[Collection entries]
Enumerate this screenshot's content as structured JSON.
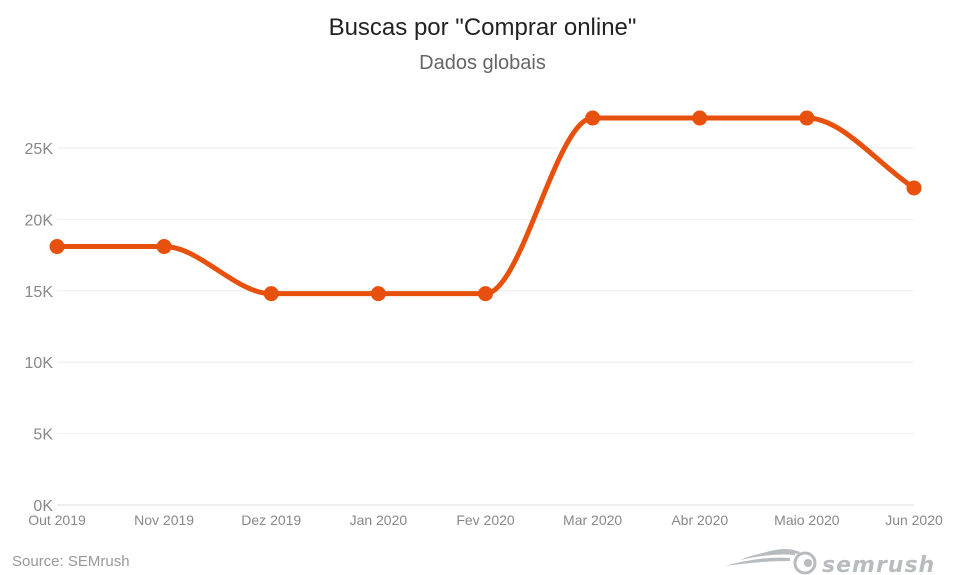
{
  "chart_data": {
    "type": "line",
    "title": "Buscas por \"Comprar online\"",
    "subtitle": "Dados globais",
    "categories": [
      "Out 2019",
      "Nov 2019",
      "Dez 2019",
      "Jan 2020",
      "Fev 2020",
      "Mar 2020",
      "Abr 2020",
      "Maio 2020",
      "Jun 2020"
    ],
    "values": [
      18100,
      18100,
      14800,
      14800,
      14800,
      27100,
      27100,
      27100,
      22200
    ],
    "yticks": [
      0,
      5000,
      10000,
      15000,
      20000,
      25000
    ],
    "ytick_labels": [
      "0K",
      "5K",
      "10K",
      "15K",
      "20K",
      "25K"
    ],
    "ylim": [
      0,
      30000
    ],
    "grid": true,
    "line_color": "#e8500e",
    "source": "Source: SEMrush",
    "logo": "SEMRUSH"
  }
}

Goal of the exercise → Omit the pictures. Transcribe every record exactly.

Final answer →
Enumerate this screenshot's content as structured JSON.
{
  "chart_data": {
    "type": "line",
    "title": "Buscas por \"Comprar online\"",
    "subtitle": "Dados globais",
    "categories": [
      "Out 2019",
      "Nov 2019",
      "Dez 2019",
      "Jan 2020",
      "Fev 2020",
      "Mar 2020",
      "Abr 2020",
      "Maio 2020",
      "Jun 2020"
    ],
    "values": [
      18100,
      18100,
      14800,
      14800,
      14800,
      27100,
      27100,
      27100,
      22200
    ],
    "yticks": [
      0,
      5000,
      10000,
      15000,
      20000,
      25000
    ],
    "ytick_labels": [
      "0K",
      "5K",
      "10K",
      "15K",
      "20K",
      "25K"
    ],
    "ylim": [
      0,
      30000
    ],
    "grid": true,
    "line_color": "#e8500e",
    "source": "Source: SEMrush",
    "logo": "SEMRUSH"
  }
}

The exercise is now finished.